■ **WHAT IS EXPECTED**
Pull out every line with the word "trading".

--- start INPUT FOR THIS TASK ---

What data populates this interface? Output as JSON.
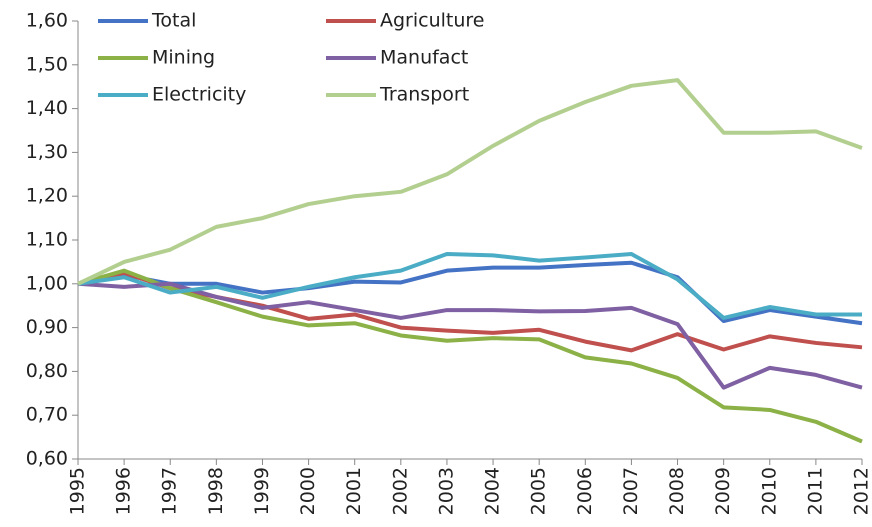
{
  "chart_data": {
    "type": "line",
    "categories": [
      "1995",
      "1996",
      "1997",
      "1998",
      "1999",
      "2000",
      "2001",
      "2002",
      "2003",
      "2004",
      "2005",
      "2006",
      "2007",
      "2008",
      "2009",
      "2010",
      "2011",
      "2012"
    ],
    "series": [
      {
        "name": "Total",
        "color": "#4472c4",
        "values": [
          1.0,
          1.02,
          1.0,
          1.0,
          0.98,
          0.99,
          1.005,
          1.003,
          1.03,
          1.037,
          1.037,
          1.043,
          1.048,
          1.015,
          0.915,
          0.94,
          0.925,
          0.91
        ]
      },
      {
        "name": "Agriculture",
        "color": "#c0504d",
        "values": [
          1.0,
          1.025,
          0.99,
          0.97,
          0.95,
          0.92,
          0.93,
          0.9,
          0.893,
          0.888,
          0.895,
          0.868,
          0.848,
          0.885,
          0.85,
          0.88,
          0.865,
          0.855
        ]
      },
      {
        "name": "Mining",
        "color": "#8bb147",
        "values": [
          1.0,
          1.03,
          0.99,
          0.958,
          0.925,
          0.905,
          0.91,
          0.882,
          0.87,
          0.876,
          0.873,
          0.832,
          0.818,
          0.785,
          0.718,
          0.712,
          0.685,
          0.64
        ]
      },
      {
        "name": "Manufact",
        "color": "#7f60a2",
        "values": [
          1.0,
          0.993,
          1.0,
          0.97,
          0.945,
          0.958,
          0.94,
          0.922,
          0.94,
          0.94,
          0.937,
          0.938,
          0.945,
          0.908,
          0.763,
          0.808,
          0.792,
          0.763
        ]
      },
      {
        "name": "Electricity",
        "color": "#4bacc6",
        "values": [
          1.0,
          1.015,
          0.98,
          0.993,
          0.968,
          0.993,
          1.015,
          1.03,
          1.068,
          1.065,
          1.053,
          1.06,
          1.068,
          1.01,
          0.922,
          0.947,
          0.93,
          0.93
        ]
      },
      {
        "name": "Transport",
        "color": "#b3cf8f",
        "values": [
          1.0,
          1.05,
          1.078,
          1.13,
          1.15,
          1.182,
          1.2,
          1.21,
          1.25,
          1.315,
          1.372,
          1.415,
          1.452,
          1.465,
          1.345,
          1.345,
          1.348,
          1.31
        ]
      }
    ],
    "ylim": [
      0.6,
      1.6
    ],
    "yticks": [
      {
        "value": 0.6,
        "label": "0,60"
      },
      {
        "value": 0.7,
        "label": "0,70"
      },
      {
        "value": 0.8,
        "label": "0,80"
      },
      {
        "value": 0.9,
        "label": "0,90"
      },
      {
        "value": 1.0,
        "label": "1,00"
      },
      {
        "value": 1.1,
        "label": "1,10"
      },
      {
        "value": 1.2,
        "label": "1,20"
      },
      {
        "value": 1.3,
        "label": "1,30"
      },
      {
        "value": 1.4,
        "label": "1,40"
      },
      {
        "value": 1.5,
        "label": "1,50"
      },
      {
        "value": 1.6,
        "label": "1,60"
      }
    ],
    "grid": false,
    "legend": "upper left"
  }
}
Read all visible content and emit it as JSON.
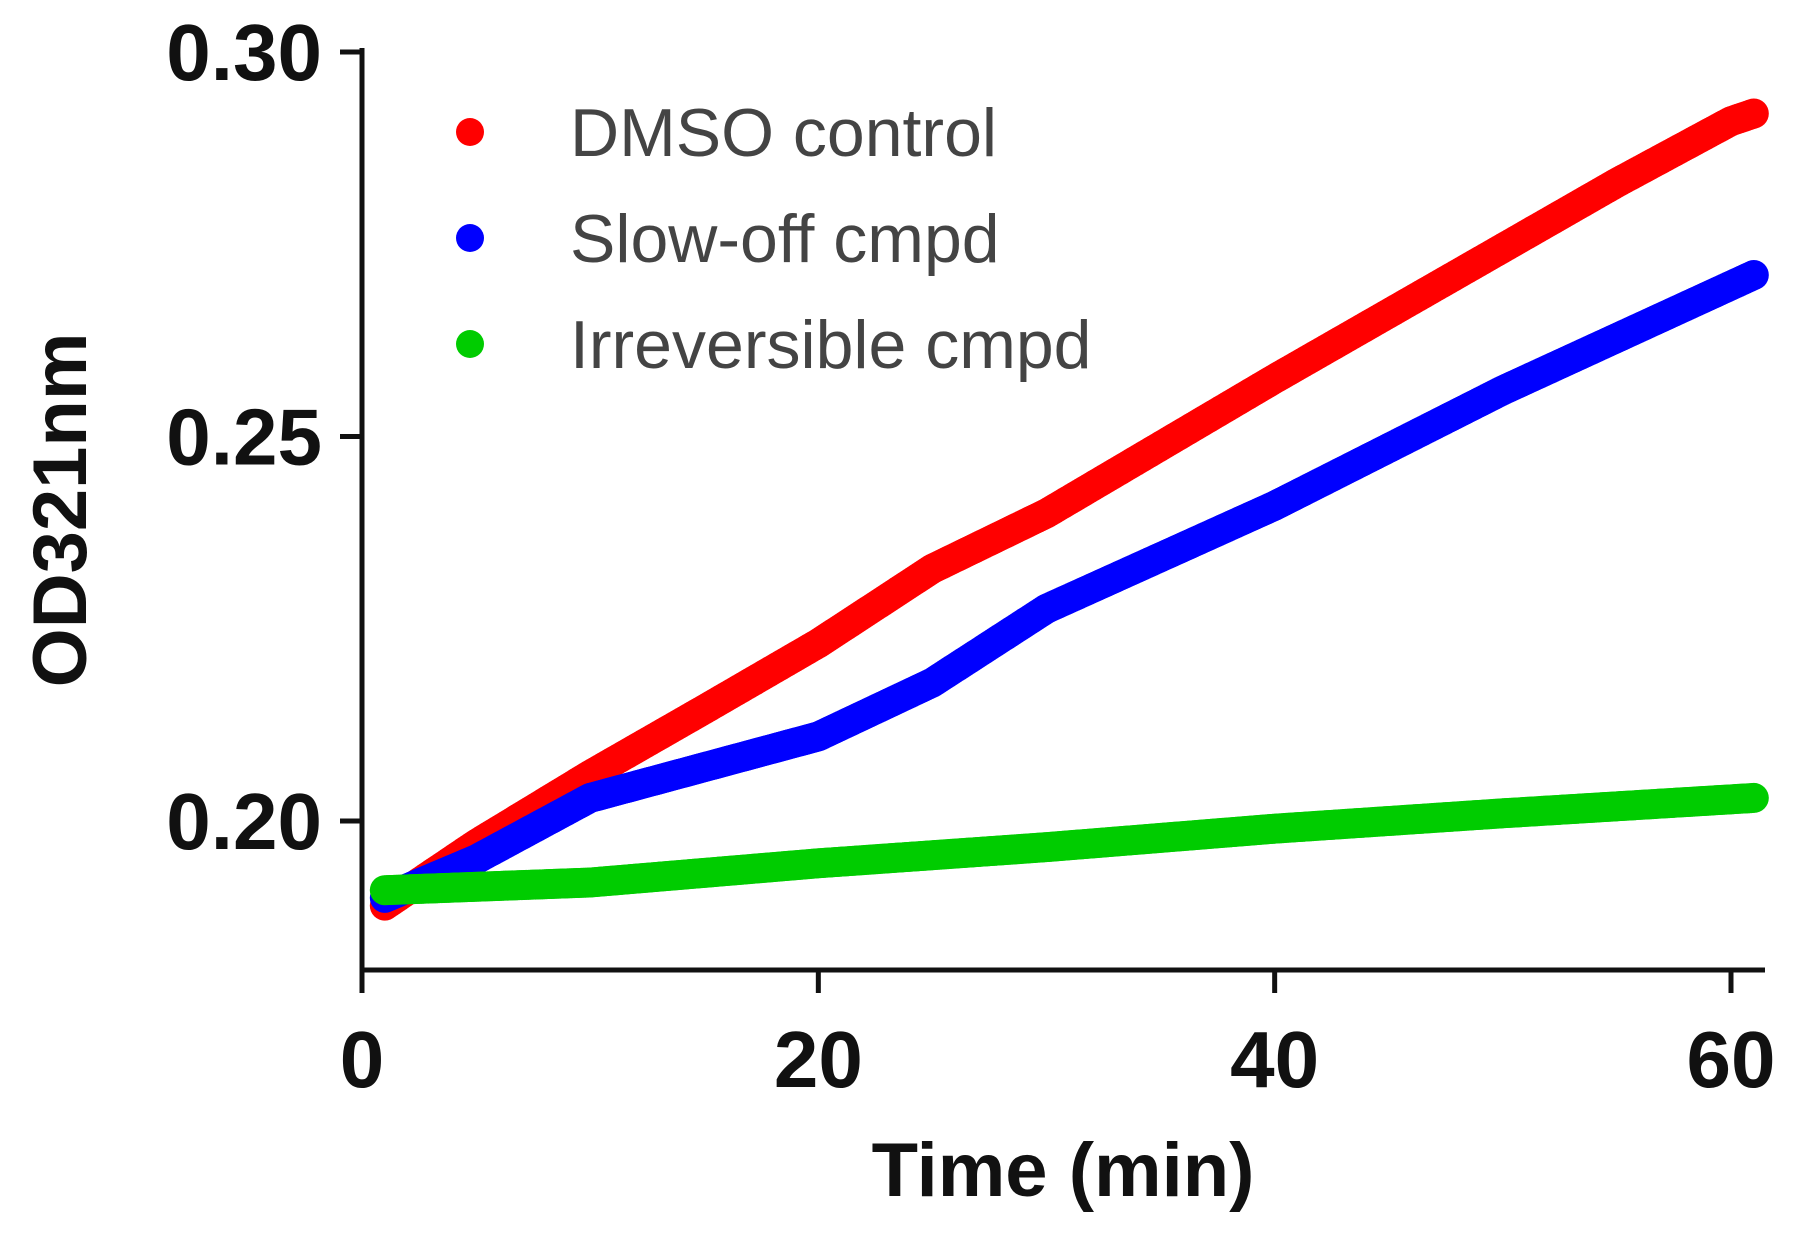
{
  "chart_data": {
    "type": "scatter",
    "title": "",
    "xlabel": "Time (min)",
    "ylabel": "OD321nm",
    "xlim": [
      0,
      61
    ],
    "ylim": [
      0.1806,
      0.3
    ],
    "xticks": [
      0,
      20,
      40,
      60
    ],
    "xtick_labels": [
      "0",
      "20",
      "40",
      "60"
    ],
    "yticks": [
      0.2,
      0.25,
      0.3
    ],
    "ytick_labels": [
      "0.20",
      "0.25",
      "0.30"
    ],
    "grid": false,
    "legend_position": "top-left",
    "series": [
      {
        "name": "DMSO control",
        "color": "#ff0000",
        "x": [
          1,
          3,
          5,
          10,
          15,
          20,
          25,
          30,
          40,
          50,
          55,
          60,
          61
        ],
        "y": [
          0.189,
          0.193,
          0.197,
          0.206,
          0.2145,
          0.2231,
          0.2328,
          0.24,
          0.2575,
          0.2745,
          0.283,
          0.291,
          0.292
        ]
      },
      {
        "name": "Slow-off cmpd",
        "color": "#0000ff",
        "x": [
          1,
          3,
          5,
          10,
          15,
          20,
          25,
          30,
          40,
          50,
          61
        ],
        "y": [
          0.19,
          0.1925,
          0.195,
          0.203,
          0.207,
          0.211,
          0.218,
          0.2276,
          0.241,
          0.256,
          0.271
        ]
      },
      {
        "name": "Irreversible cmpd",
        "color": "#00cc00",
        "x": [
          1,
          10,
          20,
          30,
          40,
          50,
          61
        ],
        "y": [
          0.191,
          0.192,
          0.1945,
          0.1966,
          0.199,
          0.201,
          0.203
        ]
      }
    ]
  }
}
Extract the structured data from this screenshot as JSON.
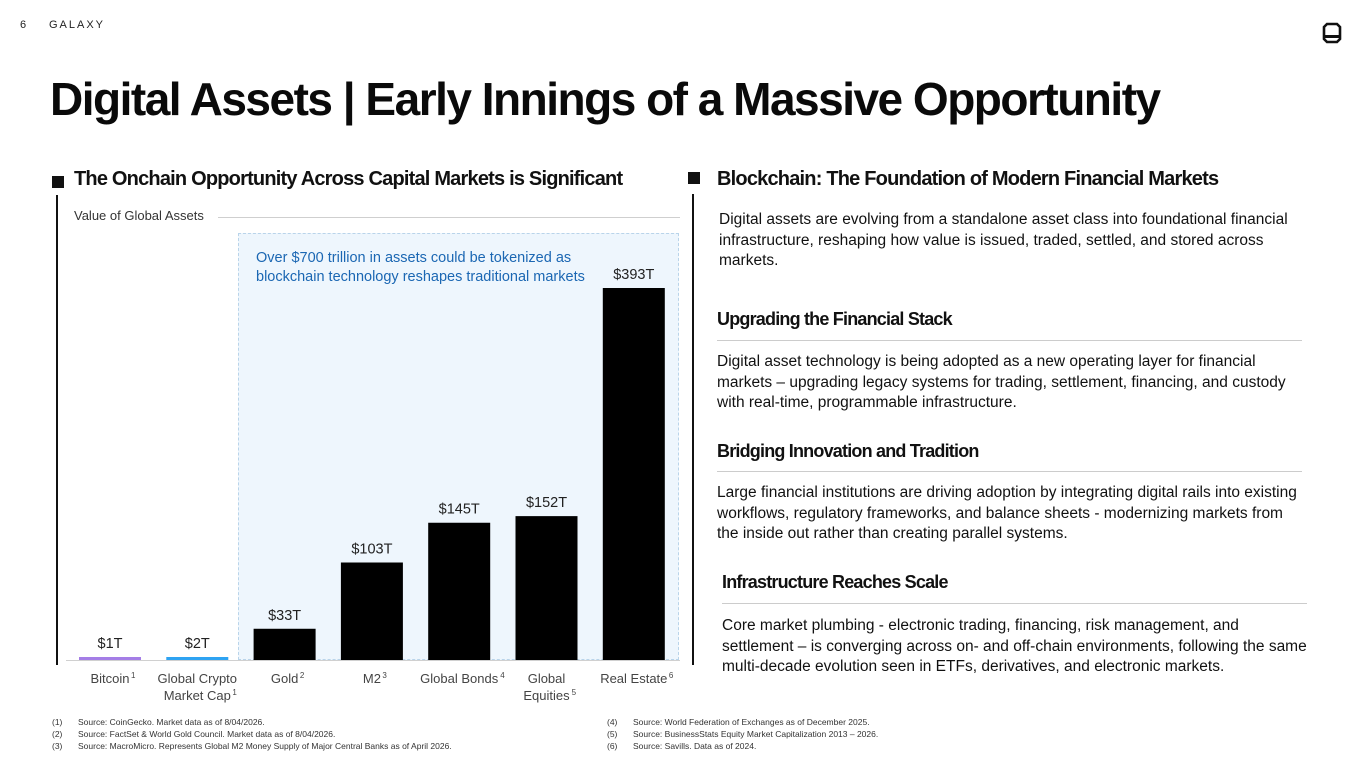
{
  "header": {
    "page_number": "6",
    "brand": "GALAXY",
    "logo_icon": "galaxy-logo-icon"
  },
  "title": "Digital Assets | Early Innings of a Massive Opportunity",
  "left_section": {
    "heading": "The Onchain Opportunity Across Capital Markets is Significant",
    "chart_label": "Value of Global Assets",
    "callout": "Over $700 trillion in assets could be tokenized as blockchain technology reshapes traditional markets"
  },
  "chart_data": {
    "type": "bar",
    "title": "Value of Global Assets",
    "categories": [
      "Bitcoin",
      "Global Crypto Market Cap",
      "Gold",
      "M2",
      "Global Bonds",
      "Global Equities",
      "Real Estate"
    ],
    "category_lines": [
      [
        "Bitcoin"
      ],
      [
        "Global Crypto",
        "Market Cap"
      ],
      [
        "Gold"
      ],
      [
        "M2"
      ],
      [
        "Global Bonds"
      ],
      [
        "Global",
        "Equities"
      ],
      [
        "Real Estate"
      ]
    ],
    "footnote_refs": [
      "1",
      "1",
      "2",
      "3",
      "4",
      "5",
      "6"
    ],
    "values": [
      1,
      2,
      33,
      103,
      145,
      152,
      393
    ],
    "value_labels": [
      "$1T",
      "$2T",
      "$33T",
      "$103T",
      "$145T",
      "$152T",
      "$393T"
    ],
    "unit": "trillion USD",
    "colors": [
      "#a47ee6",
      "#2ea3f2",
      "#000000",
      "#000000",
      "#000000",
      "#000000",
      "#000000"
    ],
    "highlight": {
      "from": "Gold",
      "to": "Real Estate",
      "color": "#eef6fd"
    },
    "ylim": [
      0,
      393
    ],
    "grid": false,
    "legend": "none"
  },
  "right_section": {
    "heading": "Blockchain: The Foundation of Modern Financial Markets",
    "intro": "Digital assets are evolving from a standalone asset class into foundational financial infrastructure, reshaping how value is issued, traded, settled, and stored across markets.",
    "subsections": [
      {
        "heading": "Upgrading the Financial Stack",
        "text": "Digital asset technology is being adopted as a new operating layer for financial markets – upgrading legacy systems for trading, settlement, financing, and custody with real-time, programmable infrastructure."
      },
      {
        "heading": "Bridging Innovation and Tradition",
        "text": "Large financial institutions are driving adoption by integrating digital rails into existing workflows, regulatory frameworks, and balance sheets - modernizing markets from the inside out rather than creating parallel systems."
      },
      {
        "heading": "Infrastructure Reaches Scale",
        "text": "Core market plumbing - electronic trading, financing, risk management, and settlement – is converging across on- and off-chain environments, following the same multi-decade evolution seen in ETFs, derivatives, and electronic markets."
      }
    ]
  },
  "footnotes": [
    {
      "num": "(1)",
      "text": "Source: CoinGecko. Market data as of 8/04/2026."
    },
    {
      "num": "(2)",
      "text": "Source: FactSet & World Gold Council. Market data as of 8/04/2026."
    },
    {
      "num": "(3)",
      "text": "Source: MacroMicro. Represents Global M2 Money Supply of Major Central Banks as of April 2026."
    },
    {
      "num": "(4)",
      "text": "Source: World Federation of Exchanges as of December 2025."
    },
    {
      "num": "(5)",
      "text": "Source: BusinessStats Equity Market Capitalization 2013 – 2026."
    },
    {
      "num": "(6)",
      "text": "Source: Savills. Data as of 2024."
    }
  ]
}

--- end INPUT FOR THIS TASK ---

■ **SOLVED EXERCISE**
        "text": "Digital asset technology is being adopted as a new operating layer for financial markets – upgrading legacy systems for trading, settlement, financing, and custody with real-time, programmable infrastructure."
        "text": "Core market plumbing - electronic trading, financing, risk management, and settlement – is converging across on- and off-chain environments, following the same multi-decade evolution seen in ETFs, derivatives, and electronic markets."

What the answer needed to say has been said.